(Dataset excerpt)

........

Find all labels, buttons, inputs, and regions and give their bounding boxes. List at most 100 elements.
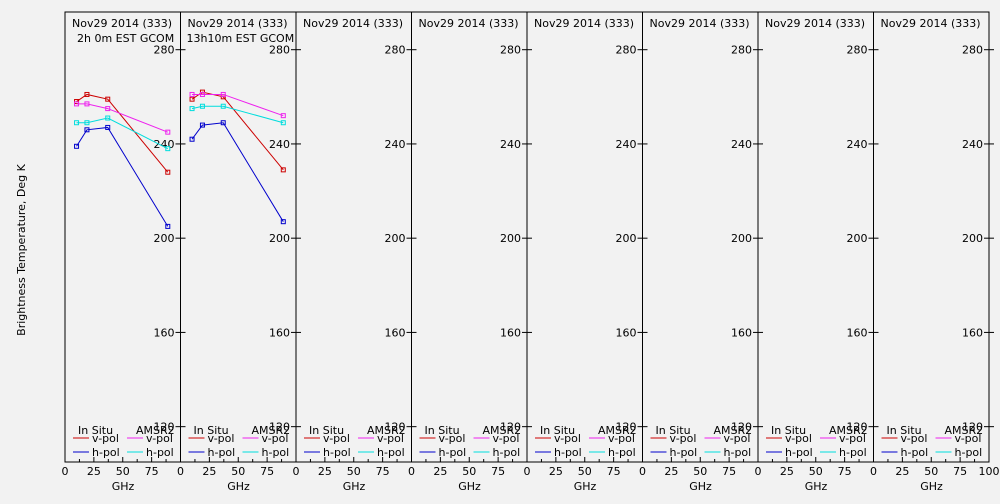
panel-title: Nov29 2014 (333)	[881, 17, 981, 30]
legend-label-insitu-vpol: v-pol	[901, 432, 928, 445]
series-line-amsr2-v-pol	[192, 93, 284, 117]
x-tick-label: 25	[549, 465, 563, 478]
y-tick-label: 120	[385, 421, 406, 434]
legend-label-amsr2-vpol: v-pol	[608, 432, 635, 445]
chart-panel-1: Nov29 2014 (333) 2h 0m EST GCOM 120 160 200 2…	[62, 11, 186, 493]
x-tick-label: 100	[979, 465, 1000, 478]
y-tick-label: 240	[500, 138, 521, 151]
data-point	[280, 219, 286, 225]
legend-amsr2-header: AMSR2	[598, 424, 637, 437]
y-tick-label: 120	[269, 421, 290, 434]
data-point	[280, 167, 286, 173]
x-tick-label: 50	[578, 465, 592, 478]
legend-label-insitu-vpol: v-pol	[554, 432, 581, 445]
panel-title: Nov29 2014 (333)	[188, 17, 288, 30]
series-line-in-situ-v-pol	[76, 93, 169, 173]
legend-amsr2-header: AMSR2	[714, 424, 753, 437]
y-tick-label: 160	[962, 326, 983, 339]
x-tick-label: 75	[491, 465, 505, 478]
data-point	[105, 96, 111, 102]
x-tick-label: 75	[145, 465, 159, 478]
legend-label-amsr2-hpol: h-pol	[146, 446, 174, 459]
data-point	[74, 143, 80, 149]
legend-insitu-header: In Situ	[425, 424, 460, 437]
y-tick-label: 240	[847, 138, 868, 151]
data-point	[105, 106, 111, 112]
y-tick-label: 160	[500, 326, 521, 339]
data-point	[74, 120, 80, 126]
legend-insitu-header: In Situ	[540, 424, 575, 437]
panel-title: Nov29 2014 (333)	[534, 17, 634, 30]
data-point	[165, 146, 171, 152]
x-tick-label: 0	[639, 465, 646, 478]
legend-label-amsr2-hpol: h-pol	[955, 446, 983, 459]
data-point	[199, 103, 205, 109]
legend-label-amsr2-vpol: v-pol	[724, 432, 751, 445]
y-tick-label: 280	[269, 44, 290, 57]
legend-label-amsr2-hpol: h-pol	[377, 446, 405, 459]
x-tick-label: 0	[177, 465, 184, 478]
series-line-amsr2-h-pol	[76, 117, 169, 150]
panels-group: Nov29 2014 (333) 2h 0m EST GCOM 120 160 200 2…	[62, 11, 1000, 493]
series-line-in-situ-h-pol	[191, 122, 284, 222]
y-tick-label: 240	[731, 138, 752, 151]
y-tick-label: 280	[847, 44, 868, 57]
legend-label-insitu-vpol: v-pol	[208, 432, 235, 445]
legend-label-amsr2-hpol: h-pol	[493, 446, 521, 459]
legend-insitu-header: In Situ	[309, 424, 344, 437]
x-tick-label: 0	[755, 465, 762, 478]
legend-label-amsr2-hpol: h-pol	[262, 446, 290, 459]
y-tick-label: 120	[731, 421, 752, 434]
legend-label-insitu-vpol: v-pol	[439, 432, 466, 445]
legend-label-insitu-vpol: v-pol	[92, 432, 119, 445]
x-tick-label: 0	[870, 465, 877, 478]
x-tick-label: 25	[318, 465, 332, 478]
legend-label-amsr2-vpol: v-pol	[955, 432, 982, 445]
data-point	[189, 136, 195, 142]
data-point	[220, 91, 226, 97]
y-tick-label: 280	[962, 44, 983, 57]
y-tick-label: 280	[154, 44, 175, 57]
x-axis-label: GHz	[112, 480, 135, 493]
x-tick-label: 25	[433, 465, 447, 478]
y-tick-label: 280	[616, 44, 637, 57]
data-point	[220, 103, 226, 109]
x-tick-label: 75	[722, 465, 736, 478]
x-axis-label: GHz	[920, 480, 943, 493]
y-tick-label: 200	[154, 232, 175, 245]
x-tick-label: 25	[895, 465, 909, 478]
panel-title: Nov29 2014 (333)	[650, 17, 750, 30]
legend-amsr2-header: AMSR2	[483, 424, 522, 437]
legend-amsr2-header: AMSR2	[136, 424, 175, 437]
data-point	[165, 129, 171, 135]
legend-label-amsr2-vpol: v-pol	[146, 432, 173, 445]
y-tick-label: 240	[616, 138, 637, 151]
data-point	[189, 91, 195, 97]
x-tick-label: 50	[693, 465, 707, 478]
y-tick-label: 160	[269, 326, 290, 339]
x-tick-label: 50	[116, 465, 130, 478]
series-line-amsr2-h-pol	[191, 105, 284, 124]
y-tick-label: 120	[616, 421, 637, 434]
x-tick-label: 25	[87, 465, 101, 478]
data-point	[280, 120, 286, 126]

........

[Prompt]
Put every line of the items above into one numbered list, skipping blank lines and leaving out the pictures.

[Response to the exercise]
1. Find all labels, buttons, inputs, and regions and give their bounding boxes. List at most 100 elements.
2. panel-title: Nov29 2014 (333)	[881, 17, 981, 30]
3. legend-label-insitu-vpol: v-pol	[901, 432, 928, 445]
4. series-line-amsr2-v-pol	[192, 93, 284, 117]
5. x-tick-label: 25	[549, 465, 563, 478]
6. y-tick-label: 120	[385, 421, 406, 434]
7. legend-label-amsr2-vpol: v-pol	[608, 432, 635, 445]
8. chart-panel-1: Nov29 2014 (333) 2h 0m EST GCOM 120 160 200 2…	[62, 11, 186, 493]
9. x-tick-label: 100	[979, 465, 1000, 478]
10. y-tick-label: 240	[500, 138, 521, 151]
11. data-point	[280, 219, 286, 225]
12. legend-amsr2-header: AMSR2	[598, 424, 637, 437]
13. y-tick-label: 120	[269, 421, 290, 434]
14. data-point	[280, 167, 286, 173]
15. x-tick-label: 50	[578, 465, 592, 478]
16. legend-label-insitu-vpol: v-pol	[554, 432, 581, 445]
17. panel-title: Nov29 2014 (333)	[188, 17, 288, 30]
18. series-line-in-situ-v-pol	[76, 93, 169, 173]
19. legend-amsr2-header: AMSR2	[714, 424, 753, 437]
20. y-tick-label: 160	[962, 326, 983, 339]
21. x-tick-label: 75	[491, 465, 505, 478]
22. data-point	[105, 96, 111, 102]
23. x-tick-label: 75	[145, 465, 159, 478]
24. legend-label-amsr2-hpol: h-pol	[146, 446, 174, 459]
25. data-point	[74, 143, 80, 149]
26. legend-insitu-header: In Situ	[425, 424, 460, 437]
27. y-tick-label: 240	[847, 138, 868, 151]
28. data-point	[105, 106, 111, 112]
29. y-tick-label: 160	[500, 326, 521, 339]
30. data-point	[74, 120, 80, 126]
31. legend-insitu-header: In Situ	[540, 424, 575, 437]
32. panel-title: Nov29 2014 (333)	[534, 17, 634, 30]
33. data-point	[165, 146, 171, 152]
34. x-tick-label: 0	[639, 465, 646, 478]
35. legend-label-amsr2-hpol: h-pol	[955, 446, 983, 459]
36. data-point	[199, 103, 205, 109]
37. legend-label-amsr2-vpol: v-pol	[724, 432, 751, 445]
38. y-tick-label: 280	[269, 44, 290, 57]
39. legend-label-amsr2-hpol: h-pol	[377, 446, 405, 459]
40. x-tick-label: 0	[177, 465, 184, 478]
41. series-line-amsr2-h-pol	[76, 117, 169, 150]
42. panels-group: Nov29 2014 (333) 2h 0m EST GCOM 120 160 200 2…	[62, 11, 1000, 493]
43. series-line-in-situ-h-pol	[191, 122, 284, 222]
44. y-tick-label: 240	[731, 138, 752, 151]
45. y-tick-label: 280	[847, 44, 868, 57]
46. legend-label-insitu-vpol: v-pol	[208, 432, 235, 445]
47. legend-label-amsr2-hpol: h-pol	[493, 446, 521, 459]
48. legend-insitu-header: In Situ	[309, 424, 344, 437]
49. x-tick-label: 0	[755, 465, 762, 478]
50. legend-label-amsr2-hpol: h-pol	[262, 446, 290, 459]
51. y-tick-label: 120	[731, 421, 752, 434]
52. legend-label-insitu-vpol: v-pol	[439, 432, 466, 445]
53. legend-label-insitu-vpol: v-pol	[92, 432, 119, 445]
54. x-tick-label: 0	[870, 465, 877, 478]
55. x-tick-label: 25	[318, 465, 332, 478]
56. legend-label-amsr2-vpol: v-pol	[955, 432, 982, 445]
57. data-point	[189, 136, 195, 142]
58. data-point	[220, 91, 226, 97]
59. y-tick-label: 280	[962, 44, 983, 57]
60. y-tick-label: 280	[154, 44, 175, 57]
61. x-axis-label: GHz	[112, 480, 135, 493]
62. x-tick-label: 25	[433, 465, 447, 478]
63. y-tick-label: 280	[616, 44, 637, 57]
64. data-point	[220, 103, 226, 109]
65. x-tick-label: 75	[722, 465, 736, 478]
66. x-axis-label: GHz	[920, 480, 943, 493]
67. y-tick-label: 200	[154, 232, 175, 245]
68. x-tick-label: 25	[895, 465, 909, 478]
69. panel-title: Nov29 2014 (333)	[650, 17, 750, 30]
70. legend-amsr2-header: AMSR2	[483, 424, 522, 437]
71. legend-amsr2-header: AMSR2	[136, 424, 175, 437]
72. data-point	[165, 129, 171, 135]
73. legend-label-amsr2-vpol: v-pol	[146, 432, 173, 445]
74. y-tick-label: 240	[616, 138, 637, 151]
75. data-point	[189, 91, 195, 97]
76. x-tick-label: 50	[693, 465, 707, 478]
77. y-tick-label: 160	[269, 326, 290, 339]
78. x-tick-label: 50	[116, 465, 130, 478]
79. series-line-amsr2-h-pol	[191, 105, 284, 124]
80. y-tick-label: 120	[616, 421, 637, 434]
81. x-tick-label: 25	[87, 465, 101, 478]
82. data-point	[280, 120, 286, 126]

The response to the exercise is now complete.